Written problem = Carry on the forum thread about famously bad music and art from the point where it stops.

Excerpt provided =
.....
About 4 minutes and 33 seconds of verbiage and repetition in this post, by my watch. The first time you've let me down, KenOC! I share your concern, however, about contentious posts appearing on this thread.


----------



## brianvds (May 1, 2013)

Not sure he's a composer, mind you. I think he just sings other people's crappy songs.


----------



## GreenMamba (Oct 14, 2012)

One difference is really bad music is often never recorded. Really bad paintings don't have this sort of editorial screening for us.


----------



## Celloman (Sep 30, 2006)

brianvds said:


> View attachment 23573
> 
> 
> Not sure he's a composer, mind you. I think he just sings other people's crappy songs.


Now that's just sick..........................


----------



## KenOC (Mar 7, 2011)

Blancrocher said:


> About 4 minutes and 33 seconds of verbiage and repetition in this post, by my watch. The first time you've let me down, KenOC! I share your concern, however, about contentious posts appearing on this thread.


Yeah, I'm sure it bothered you for maybe 4 minutes 33 seconds... :lol:


----------



## moody (Nov 5, 2011)

joen_cph said:


> Like the MOBA above, a entertaining idea, but notice that MOBA avoids anything controversial by presenting artists that no-one has ever heard of, the banal, outdated and amateurish stuff from garage-sales and kitschy art supermarkets. Youtube has plenty of such music samples too; but Florence Foster Jenkins is probably one of the few who is universally acknowledged as (in)famously bad, concerning classical music. A museum of musical controversy or values would be more illuminating, and thought-stimulating ...


But I think it would be very sad to dump that wonderful lady in a dusty museum.


----------



## Guest (Aug 26, 2013)

My uncle Vinnie who owns an Italian diner once heard a new work by a contemporary composer that had no atmosphere.

So he sent the composer some candles and a checkered tablecloth.


----------



## Petwhac (Jun 9, 2010)

GreenMamba said:


> One difference is really bad music is often never recorded.


You've not heard of soundcloud or youtube then?
.....
Listing =
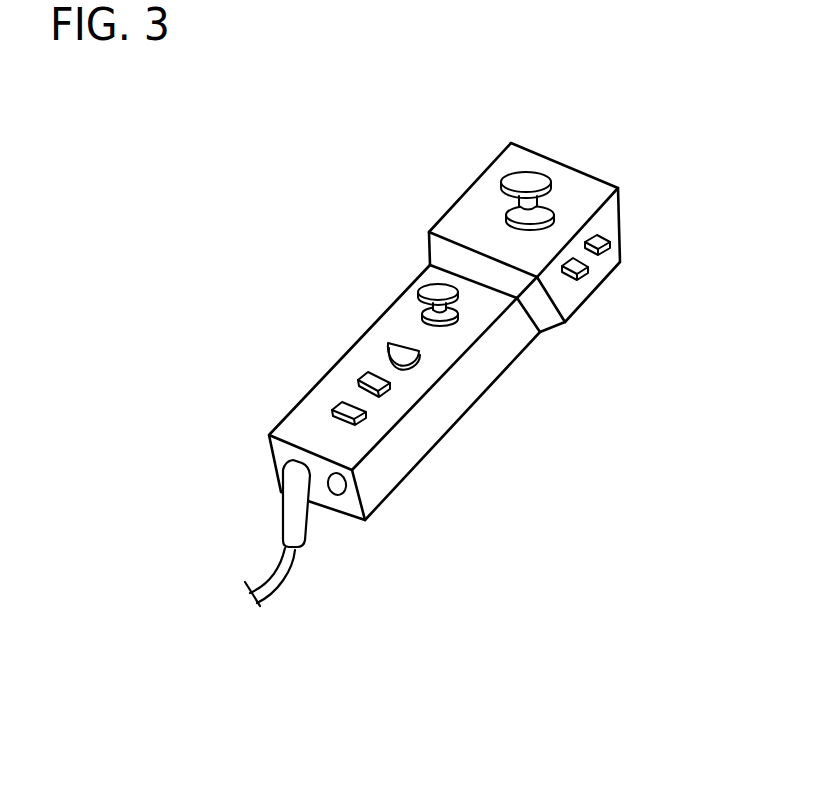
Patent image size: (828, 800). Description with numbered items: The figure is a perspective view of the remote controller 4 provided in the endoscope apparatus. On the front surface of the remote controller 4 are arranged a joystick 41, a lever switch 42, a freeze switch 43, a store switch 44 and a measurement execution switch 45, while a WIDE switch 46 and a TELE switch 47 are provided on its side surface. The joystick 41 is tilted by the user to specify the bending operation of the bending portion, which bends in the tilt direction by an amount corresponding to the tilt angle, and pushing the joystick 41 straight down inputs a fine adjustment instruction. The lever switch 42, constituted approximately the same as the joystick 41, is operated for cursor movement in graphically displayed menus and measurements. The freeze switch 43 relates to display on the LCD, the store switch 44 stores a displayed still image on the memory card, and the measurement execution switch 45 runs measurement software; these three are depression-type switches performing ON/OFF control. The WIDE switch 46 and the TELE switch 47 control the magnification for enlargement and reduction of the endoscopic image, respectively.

The remote controller 4 is at (405, 168).
The joystick 41 is at (570, 187).
The lever switch 42 is at (479, 307).
The freeze switch 43 is at (439, 363).
The store switch 44 is at (410, 399).
The measurement execution switch 45 is at (380, 426).
The WIDE switch 46 is at (619, 245).
The TELE switch 47 is at (600, 277).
.....
Exercise response =
----------



## GGluek (Dec 11, 2011)

To counter GreenMamba -- a lot of bad music gets recorded. Classical labels and classical performers get tired of issuing the same stuff over and over, so they search out stuff to play/record that is new to them. Unfortunately, much of it is unrecorded/unplayed because it is unremarkable. Then, because it's "classical" and has been recorded, classical radio stations (that also get tired of the same stuff over and over) play it on the air, giving many people a warped sense of what classical music is.


----------



## aleazk (Sep 30, 2011)

How funny, the bashing is always towards the amateur artists. Of course, there's a lot of crap produced by this group, after all, some of them are indeed just amateurs (in the pejorative sense). But, from time to time, I came across with rather good things, people with great talent, and in this forum, for example.
Sadly, the reverence some have for the great composers ends in the reverence of even the most obviously flawed pieces these composers have produced. 
Tens of really minor Baroque, Classical, and Romantic composers... just because it's more music from the only period that my mono-taste likes...
:tiphat:


----------



## starry (Jun 2, 2009)

Something that is _bad_ to me is boring, so I wouldn't put that in any museum. And boring stuff doesn't stand out anyway, it just fades into all the other average stuff.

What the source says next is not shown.